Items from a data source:
• • • •

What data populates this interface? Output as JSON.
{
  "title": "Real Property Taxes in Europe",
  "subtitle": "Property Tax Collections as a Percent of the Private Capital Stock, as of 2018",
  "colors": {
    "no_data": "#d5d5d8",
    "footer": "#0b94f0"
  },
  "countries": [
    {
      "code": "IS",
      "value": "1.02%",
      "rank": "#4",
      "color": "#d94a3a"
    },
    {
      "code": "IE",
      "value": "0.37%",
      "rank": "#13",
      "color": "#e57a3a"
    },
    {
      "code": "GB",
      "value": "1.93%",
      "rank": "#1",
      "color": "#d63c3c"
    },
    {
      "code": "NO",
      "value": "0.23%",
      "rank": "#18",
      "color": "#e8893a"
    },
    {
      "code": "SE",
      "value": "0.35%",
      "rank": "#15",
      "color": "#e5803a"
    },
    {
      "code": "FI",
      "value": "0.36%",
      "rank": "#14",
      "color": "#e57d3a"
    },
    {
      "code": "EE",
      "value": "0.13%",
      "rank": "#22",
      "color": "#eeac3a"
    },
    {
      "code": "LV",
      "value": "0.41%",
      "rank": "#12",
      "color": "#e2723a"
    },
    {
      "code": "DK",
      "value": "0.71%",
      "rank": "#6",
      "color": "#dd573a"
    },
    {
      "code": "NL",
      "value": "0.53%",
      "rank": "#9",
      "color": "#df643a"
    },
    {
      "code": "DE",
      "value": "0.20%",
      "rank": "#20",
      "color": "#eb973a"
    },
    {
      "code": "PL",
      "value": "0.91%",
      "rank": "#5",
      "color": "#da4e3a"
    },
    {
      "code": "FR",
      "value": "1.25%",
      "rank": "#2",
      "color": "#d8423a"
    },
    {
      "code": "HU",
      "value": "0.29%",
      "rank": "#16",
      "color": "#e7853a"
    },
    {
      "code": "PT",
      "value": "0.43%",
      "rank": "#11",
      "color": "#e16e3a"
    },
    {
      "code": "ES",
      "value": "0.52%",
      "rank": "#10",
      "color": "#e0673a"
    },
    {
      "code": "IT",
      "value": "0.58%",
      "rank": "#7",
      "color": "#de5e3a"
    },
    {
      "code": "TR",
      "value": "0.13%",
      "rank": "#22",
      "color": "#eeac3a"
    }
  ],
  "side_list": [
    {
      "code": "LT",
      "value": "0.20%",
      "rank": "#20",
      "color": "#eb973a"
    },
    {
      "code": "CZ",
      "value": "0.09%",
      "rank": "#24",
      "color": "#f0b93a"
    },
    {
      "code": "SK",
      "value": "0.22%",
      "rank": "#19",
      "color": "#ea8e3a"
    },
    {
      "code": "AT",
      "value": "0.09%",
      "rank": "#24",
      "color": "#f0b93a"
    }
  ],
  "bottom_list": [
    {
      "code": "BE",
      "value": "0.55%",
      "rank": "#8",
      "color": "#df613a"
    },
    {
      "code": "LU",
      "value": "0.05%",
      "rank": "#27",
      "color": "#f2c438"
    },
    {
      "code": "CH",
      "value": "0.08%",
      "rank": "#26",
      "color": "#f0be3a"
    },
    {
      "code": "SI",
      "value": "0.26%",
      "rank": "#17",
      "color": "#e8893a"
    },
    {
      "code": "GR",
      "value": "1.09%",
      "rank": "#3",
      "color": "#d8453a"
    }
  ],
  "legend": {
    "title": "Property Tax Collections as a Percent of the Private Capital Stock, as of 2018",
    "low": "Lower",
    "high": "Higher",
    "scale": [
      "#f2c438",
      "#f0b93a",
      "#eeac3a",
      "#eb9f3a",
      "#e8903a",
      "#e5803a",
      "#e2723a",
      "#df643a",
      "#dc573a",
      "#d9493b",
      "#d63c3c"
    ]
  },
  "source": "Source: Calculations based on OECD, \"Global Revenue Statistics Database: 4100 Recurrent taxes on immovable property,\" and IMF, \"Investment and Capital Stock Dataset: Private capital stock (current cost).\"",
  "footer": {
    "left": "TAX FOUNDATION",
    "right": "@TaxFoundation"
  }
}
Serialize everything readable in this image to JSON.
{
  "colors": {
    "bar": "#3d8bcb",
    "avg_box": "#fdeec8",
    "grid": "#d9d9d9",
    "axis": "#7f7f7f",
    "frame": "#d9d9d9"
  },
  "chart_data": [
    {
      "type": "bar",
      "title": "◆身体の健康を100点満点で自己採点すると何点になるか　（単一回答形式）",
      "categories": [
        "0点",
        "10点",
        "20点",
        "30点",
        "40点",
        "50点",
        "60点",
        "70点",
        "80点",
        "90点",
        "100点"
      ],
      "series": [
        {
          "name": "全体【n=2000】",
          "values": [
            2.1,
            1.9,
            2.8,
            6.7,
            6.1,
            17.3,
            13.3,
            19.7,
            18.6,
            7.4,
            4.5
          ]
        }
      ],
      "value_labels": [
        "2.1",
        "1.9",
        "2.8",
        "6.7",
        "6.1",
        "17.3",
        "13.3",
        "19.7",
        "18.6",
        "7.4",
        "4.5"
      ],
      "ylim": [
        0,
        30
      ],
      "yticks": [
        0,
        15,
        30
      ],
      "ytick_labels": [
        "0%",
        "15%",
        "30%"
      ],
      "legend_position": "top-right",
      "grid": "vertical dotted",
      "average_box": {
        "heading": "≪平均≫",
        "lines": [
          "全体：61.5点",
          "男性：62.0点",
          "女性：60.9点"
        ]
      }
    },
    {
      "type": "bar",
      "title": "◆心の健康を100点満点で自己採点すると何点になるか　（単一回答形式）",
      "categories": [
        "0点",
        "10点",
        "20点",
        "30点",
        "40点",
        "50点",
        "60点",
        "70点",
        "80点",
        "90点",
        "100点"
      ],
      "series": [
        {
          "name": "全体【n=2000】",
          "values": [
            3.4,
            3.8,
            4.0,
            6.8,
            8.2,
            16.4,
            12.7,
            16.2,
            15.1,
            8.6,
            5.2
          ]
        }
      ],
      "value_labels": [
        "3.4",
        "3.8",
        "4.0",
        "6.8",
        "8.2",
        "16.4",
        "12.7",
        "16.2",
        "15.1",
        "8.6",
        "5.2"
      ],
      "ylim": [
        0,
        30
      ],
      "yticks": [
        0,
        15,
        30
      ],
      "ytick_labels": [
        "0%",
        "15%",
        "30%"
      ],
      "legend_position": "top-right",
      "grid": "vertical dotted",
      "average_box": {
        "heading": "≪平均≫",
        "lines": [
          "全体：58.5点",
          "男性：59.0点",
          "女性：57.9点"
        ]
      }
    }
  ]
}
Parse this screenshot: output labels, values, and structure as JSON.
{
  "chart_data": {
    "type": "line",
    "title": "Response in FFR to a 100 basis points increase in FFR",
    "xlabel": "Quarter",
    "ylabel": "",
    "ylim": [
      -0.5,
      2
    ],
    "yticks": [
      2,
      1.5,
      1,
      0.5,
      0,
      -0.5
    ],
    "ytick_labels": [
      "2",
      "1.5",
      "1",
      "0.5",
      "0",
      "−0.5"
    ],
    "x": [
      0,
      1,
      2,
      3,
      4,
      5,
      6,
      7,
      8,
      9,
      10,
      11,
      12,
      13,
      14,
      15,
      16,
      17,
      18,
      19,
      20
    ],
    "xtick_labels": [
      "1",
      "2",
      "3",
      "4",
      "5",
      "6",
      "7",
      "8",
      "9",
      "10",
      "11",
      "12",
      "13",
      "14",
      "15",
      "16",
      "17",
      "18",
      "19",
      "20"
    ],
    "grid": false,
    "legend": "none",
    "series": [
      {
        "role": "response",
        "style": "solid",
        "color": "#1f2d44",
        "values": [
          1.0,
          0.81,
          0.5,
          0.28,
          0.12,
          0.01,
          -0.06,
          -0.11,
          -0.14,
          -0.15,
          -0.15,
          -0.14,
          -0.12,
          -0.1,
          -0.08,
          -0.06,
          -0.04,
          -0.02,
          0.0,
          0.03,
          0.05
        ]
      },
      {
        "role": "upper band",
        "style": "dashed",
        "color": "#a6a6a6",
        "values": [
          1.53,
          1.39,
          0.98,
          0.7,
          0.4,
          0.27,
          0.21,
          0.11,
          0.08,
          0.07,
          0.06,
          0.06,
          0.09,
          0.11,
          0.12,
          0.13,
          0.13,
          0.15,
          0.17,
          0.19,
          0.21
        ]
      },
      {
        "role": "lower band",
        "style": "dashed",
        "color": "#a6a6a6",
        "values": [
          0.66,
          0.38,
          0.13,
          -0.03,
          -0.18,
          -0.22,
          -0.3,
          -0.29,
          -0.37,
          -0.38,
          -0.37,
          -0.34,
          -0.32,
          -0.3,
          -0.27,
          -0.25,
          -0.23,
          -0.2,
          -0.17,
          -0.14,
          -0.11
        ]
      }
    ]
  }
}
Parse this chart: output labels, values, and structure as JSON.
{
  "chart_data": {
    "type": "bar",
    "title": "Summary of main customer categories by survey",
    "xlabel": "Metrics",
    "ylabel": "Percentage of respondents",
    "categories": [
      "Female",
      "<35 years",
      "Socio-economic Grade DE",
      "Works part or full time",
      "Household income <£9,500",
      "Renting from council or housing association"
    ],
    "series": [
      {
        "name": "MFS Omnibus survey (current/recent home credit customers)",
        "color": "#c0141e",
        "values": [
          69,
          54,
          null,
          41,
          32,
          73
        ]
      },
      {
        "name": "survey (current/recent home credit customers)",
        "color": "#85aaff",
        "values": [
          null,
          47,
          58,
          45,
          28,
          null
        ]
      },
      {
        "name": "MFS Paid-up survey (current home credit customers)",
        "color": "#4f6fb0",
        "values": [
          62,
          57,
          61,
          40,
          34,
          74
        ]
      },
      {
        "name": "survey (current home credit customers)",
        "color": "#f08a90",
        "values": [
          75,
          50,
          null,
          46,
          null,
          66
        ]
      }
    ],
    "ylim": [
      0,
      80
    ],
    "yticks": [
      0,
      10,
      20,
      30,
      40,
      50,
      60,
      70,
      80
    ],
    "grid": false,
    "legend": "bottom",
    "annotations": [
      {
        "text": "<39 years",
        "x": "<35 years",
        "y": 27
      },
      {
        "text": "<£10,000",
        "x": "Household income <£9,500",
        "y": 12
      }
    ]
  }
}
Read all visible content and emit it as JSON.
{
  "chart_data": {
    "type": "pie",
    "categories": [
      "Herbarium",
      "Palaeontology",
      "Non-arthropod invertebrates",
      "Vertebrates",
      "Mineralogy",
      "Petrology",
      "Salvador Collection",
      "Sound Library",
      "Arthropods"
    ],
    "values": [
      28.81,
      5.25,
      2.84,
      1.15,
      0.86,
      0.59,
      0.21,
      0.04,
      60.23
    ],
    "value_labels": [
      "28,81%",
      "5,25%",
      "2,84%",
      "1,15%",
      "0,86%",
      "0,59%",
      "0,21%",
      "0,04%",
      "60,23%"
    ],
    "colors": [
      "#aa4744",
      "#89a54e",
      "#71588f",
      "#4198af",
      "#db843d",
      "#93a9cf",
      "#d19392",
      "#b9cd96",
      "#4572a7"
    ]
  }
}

• • • •

What you will do
Give the count of lines holding the word "name", with no other words.

Exercise output
6